Exercise → Transcribe everything in the data word for word. Pictures are left out.

Rows →
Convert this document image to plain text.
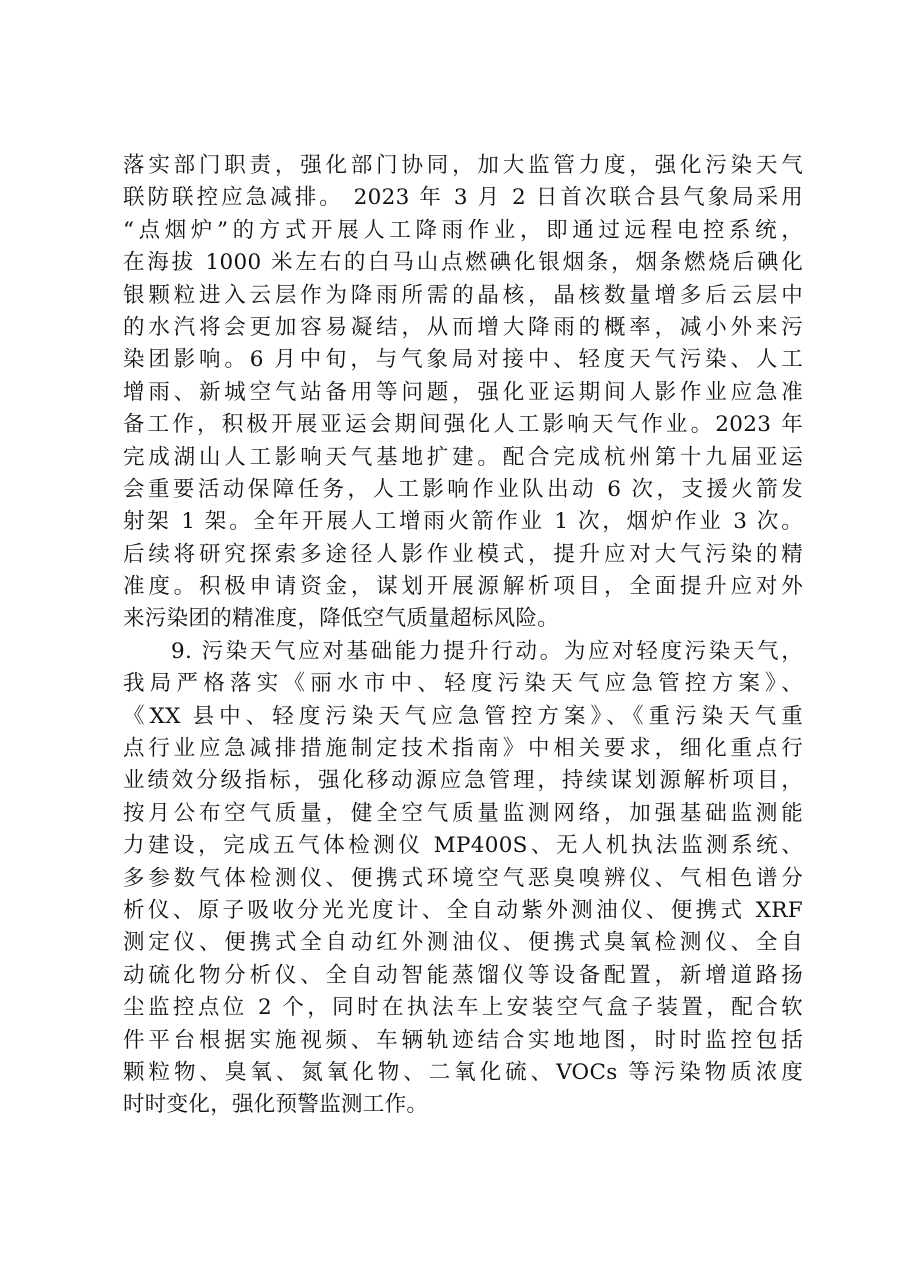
落实部门职责，强化部门协同，加大监管力度，强化污染天气
联防联控应急减排。 2023 年 3 月 2 日首次联合县气象局采用
“点烟炉”的方式开展人工降雨作业，即通过远程电控系统，
在海拔 1000 米左右的白马山点燃碘化银烟条，烟条燃烧后碘化
银颗粒进入云层作为降雨所需的晶核，晶核数量增多后云层中
的水汽将会更加容易凝结，从而增大降雨的概率，减小外来污
染团影响。6 月中旬，与气象局对接中、轻度天气污染、人工
增雨、新城空气站备用等问题，强化亚运期间人影作业应急准
备工作，积极开展亚运会期间强化人工影响天气作业。2023 年
完成湖山人工影响天气基地扩建。配合完成杭州第十九届亚运
会重要活动保障任务，人工影响作业队出动 6 次，支援火箭发
射架 1 架。全年开展人工增雨火箭作业 1 次，烟炉作业 3 次。
后续将研究探索多途径人影作业模式，提升应对大气污染的精
准度。积极申请资金，谋划开展源解析项目，全面提升应对外
来污染团的精准度，降低空气质量超标风险。
9. 污染天气应对基础能力提升行动。为应对轻度污染天气，
我局严格落实《丽水市中、轻度污染天气应急管控方案》、
《XX 县中、轻度污染天气应急管控方案》、《重污染天气重
点行业应急减排措施制定技术指南》中相关要求，细化重点行
业绩效分级指标，强化移动源应急管理，持续谋划源解析项目，
按月公布空气质量，健全空气质量监测网络，加强基础监测能
力建设，完成五气体检测仪 MP400S、无人机执法监测系统、
多参数气体检测仪、便携式环境空气恶臭嗅辨仪、气相色谱分
析仪、原子吸收分光光度计、全自动紫外测油仪、便携式 XRF
测定仪、便携式全自动红外测油仪、便携式臭氧检测仪、全自
动硫化物分析仪、全自动智能蒸馏仪等设备配置，新增道路扬
尘监控点位 2 个，同时在执法车上安装空气盒子装置，配合软
件平台根据实施视频、车辆轨迹结合实地地图，时时监控包括
颗粒物、臭氧、氮氧化物、二氧化硫、VOCs 等污染物质浓度
时时变化，强化预警监测工作。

Exercise answer →
Convert this document image to plain text.
落实部门职责，强化部门协同，加大监管力度，强化污染天气
联防联控应急减排。 2023 年 3 月 2 日首次联合县气象局采用
“点烟炉”的方式开展人工降雨作业，即通过远程电控系统，
在海拔 1000 米左右的白马山点燃碘化银烟条，烟条燃烧后碘化
银颗粒进入云层作为降雨所需的晶核，晶核数量增多后云层中
的水汽将会更加容易凝结，从而增大降雨的概率，减小外来污
染团影响。6 月中旬，与气象局对接中、轻度天气污染、人工
增雨、新城空气站备用等问题，强化亚运期间人影作业应急准
备工作，积极开展亚运会期间强化人工影响天气作业。2023 年
完成湖山人工影响天气基地扩建。配合完成杭州第十九届亚运
会重要活动保障任务，人工影响作业队出动 6 次，支援火箭发
射架 1 架。全年开展人工增雨火箭作业 1 次，烟炉作业 3 次。
后续将研究探索多途径人影作业模式，提升应对大气污染的精
准度。积极申请资金，谋划开展源解析项目，全面提升应对外
来污染团的精准度，降低空气质量超标风险。
9. 污染天气应对基础能力提升行动。为应对轻度污染天气，
我局严格落实《丽水市中、轻度污染天气应急管控方案》、
《XX 县中、轻度污染天气应急管控方案》、《重污染天气重
点行业应急减排措施制定技术指南》中相关要求，细化重点行
业绩效分级指标，强化移动源应急管理，持续谋划源解析项目，
按月公布空气质量，健全空气质量监测网络，加强基础监测能
力建设，完成五气体检测仪 MP400S、无人机执法监测系统、
多参数气体检测仪、便携式环境空气恶臭嗅辨仪、气相色谱分
析仪、原子吸收分光光度计、全自动紫外测油仪、便携式 XRF
测定仪、便携式全自动红外测油仪、便携式臭氧检测仪、全自
动硫化物分析仪、全自动智能蒸馏仪等设备配置，新增道路扬
尘监控点位 2 个，同时在执法车上安装空气盒子装置，配合软
件平台根据实施视频、车辆轨迹结合实地地图，时时监控包括
颗粒物、臭氧、氮氧化物、二氧化硫、VOCs 等污染物质浓度
时时变化，强化预警监测工作。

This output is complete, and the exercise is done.